Search the records that follow and extract every line containing the string "JSON".

____ Stored data

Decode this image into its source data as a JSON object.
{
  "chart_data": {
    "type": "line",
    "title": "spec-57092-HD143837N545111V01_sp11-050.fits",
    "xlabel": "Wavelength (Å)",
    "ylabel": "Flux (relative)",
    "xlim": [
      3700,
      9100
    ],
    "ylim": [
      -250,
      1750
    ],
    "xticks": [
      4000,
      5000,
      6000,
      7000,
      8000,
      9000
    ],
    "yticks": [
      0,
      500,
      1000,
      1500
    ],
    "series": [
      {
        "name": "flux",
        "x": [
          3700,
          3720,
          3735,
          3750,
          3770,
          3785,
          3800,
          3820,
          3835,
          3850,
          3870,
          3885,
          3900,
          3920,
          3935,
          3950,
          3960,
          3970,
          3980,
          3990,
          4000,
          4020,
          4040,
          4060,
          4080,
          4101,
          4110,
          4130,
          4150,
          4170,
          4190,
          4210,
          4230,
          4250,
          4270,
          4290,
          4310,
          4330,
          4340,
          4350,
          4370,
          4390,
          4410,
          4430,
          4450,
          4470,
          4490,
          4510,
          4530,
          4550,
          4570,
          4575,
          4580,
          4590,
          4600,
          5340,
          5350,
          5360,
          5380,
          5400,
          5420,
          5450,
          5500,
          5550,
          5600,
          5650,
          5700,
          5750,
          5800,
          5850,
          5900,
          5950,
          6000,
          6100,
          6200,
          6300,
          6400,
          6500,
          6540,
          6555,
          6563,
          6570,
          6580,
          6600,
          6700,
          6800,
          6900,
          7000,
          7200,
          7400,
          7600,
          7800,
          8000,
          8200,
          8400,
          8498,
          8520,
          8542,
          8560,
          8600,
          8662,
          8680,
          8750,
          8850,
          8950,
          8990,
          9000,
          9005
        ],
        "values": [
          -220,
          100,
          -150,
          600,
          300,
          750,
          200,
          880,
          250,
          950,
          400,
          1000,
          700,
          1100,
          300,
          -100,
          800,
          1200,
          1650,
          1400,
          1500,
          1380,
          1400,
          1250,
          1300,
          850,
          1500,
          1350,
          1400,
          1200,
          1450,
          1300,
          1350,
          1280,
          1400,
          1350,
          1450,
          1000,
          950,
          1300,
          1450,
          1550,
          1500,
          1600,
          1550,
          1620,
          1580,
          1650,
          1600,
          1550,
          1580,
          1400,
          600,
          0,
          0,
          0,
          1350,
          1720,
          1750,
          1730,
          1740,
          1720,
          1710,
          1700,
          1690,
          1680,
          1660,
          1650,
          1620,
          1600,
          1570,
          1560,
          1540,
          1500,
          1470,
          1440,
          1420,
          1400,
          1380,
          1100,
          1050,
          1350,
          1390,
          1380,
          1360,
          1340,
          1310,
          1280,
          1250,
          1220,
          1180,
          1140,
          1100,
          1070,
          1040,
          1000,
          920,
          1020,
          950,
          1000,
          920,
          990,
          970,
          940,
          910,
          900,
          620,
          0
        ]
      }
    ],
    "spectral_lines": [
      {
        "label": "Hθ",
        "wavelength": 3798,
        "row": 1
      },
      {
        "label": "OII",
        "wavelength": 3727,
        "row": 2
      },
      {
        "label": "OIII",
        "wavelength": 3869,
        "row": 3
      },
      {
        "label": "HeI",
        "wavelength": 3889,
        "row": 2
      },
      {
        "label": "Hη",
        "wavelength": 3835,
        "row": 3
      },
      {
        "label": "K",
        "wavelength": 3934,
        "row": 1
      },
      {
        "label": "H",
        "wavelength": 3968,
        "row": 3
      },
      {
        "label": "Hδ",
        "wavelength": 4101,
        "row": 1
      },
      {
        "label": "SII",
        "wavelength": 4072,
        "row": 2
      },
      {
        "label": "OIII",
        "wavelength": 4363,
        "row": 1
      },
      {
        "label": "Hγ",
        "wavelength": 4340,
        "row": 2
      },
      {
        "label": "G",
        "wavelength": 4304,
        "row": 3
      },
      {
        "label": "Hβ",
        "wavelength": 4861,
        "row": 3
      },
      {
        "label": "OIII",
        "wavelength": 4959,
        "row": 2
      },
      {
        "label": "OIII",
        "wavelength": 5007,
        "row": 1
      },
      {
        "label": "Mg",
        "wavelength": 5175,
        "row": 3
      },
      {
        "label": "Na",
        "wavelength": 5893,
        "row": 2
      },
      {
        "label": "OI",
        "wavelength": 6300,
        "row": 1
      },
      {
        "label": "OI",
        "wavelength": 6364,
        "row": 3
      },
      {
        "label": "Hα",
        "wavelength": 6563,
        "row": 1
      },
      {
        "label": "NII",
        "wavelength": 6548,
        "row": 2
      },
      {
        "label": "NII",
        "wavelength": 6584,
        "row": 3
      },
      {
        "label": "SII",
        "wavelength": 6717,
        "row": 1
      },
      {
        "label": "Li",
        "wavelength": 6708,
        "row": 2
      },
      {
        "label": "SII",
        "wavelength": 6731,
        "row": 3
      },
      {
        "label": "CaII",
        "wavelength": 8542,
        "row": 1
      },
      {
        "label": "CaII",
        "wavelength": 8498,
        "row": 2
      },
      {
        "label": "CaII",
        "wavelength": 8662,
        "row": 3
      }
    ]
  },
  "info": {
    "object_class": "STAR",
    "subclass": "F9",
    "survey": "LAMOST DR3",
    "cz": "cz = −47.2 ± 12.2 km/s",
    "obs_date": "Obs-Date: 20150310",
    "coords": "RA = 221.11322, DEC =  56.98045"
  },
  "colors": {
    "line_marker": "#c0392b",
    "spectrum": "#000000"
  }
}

________
____ Stored data

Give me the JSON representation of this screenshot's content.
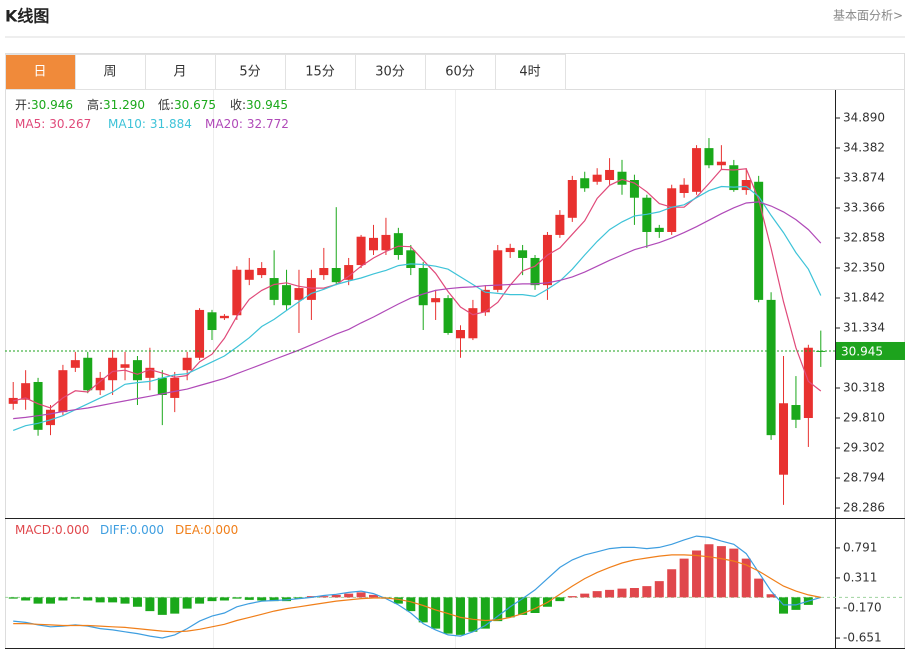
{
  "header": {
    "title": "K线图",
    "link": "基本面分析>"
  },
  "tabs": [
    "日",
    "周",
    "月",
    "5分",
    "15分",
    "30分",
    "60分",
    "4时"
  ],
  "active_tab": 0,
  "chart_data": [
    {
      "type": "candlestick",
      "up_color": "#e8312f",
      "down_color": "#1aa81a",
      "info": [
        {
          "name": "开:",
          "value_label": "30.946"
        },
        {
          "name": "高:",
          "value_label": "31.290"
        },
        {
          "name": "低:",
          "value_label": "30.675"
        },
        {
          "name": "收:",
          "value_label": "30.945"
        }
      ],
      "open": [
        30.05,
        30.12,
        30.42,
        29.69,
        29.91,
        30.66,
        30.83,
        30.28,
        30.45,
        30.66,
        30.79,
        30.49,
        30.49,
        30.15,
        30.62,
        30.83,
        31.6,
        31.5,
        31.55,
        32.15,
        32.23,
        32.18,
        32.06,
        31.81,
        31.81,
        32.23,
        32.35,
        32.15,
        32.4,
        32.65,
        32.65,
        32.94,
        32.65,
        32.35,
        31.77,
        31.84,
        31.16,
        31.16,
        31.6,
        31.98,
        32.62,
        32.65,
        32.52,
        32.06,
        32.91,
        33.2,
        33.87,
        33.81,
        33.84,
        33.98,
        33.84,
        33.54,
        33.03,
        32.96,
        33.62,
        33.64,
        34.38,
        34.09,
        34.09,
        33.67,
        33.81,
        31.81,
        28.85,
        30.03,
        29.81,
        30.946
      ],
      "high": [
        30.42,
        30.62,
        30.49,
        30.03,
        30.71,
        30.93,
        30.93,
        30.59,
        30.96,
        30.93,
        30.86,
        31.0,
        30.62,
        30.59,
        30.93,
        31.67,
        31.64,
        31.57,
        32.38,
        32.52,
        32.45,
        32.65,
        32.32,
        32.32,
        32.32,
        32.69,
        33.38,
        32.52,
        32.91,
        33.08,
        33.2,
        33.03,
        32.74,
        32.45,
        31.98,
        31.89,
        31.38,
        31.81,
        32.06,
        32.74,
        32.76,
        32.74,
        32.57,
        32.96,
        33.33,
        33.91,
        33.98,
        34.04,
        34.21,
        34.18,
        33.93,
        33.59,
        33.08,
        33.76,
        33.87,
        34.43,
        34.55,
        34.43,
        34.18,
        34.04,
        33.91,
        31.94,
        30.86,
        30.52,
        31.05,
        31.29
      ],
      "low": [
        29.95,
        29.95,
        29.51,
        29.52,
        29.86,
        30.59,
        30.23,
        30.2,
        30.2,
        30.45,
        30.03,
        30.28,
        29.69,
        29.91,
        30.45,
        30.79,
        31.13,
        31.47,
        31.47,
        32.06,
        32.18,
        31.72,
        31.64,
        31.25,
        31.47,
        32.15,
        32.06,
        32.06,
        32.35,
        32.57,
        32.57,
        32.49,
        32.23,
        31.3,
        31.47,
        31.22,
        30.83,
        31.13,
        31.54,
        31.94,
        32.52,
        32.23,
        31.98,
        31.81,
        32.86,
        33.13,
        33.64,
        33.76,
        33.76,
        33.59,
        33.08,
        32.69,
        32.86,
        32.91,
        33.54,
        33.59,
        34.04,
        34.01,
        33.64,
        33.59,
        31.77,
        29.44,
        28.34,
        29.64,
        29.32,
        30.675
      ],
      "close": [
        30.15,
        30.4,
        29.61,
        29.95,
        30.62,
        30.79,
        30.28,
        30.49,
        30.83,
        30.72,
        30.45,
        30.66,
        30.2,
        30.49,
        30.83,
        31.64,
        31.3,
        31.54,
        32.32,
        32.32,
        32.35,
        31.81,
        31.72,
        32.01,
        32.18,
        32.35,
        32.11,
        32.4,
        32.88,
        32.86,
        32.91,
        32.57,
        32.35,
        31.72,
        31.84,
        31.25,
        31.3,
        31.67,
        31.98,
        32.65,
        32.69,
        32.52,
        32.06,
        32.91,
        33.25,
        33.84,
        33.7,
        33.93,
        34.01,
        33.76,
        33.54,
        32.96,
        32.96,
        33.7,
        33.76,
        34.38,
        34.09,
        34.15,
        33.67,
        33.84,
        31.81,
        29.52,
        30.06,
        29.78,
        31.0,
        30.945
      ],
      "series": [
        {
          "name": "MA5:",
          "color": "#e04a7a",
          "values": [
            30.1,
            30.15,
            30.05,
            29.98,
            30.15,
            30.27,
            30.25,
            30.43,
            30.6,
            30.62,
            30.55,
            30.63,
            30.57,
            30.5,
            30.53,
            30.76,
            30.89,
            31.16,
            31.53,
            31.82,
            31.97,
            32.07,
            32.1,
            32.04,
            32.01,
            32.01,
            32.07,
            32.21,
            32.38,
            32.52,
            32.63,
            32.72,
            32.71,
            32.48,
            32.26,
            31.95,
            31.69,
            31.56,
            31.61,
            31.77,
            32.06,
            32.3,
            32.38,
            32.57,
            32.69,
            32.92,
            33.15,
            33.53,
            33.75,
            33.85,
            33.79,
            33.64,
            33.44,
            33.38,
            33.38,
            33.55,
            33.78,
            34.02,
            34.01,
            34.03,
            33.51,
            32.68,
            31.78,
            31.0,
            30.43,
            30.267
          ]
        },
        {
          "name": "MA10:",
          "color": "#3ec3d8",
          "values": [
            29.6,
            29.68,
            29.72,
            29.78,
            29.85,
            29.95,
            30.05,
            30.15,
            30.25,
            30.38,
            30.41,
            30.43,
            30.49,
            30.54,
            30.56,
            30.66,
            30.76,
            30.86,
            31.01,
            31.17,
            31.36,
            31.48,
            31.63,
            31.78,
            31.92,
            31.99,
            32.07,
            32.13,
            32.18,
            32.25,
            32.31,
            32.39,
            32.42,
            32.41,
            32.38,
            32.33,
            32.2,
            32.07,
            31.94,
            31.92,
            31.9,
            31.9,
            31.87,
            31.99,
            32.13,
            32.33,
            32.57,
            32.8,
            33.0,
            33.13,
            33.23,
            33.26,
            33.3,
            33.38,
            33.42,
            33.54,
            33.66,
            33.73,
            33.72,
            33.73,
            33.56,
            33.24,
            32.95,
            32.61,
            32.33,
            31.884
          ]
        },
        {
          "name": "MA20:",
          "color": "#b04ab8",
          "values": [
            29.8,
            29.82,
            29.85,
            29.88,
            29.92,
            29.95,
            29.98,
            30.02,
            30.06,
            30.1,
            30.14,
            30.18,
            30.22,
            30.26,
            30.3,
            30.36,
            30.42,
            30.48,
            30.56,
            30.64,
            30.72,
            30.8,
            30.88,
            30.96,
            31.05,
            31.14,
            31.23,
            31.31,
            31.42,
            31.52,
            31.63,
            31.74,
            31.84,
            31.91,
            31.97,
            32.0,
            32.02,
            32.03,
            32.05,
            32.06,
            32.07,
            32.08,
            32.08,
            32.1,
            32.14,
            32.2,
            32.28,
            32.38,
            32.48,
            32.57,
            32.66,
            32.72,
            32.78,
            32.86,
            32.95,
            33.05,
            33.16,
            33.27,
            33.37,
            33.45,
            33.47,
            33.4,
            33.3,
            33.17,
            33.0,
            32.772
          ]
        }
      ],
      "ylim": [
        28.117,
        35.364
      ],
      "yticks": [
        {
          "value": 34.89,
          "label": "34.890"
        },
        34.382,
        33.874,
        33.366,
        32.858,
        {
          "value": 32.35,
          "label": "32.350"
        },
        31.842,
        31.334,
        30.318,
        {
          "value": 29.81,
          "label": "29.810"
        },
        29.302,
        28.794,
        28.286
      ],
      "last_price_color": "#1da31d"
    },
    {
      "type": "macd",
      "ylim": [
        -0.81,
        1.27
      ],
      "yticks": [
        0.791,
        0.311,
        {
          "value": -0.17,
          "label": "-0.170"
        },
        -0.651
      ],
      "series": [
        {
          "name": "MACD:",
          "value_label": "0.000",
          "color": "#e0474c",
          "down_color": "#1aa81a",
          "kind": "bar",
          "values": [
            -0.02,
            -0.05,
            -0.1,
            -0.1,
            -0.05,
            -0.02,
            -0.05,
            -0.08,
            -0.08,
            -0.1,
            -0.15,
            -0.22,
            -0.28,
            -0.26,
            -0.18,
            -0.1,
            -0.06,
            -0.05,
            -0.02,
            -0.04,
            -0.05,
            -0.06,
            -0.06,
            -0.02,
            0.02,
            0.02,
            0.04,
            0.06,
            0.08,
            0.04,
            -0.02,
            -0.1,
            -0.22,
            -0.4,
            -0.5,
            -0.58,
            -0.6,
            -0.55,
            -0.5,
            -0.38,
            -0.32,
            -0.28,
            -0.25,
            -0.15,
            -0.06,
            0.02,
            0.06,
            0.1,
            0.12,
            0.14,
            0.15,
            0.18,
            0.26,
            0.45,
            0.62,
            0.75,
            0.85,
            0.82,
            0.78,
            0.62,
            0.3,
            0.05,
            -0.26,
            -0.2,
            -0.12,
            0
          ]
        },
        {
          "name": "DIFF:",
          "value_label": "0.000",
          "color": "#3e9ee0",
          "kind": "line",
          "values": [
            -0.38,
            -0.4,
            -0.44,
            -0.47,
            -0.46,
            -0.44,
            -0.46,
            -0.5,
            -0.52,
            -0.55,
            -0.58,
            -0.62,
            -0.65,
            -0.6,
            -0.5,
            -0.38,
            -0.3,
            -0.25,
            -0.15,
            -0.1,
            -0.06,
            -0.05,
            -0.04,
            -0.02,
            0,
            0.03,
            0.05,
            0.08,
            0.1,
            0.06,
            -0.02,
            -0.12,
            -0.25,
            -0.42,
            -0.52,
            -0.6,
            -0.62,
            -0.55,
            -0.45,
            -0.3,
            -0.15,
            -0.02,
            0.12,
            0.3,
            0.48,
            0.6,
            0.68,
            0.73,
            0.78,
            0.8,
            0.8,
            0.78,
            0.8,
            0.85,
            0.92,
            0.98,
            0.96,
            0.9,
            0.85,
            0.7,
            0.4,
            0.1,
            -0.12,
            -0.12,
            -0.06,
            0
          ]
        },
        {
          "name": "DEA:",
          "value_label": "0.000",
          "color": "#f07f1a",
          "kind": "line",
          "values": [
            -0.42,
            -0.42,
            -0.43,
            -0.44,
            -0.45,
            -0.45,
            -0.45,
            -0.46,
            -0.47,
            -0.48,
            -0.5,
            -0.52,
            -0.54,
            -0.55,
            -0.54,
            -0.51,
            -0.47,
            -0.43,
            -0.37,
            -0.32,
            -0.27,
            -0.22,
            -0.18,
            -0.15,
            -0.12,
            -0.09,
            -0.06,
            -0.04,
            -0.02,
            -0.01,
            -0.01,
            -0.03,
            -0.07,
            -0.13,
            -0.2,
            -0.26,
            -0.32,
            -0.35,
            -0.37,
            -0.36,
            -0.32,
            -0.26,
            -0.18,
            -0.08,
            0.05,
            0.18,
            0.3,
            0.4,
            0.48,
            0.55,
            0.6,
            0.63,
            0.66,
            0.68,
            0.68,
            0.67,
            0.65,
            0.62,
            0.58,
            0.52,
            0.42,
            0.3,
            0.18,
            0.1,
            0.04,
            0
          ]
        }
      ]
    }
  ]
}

________

• Task response
Decode this image into its source data as a JSON object.
Give me the JSON representation of this screenshot's content.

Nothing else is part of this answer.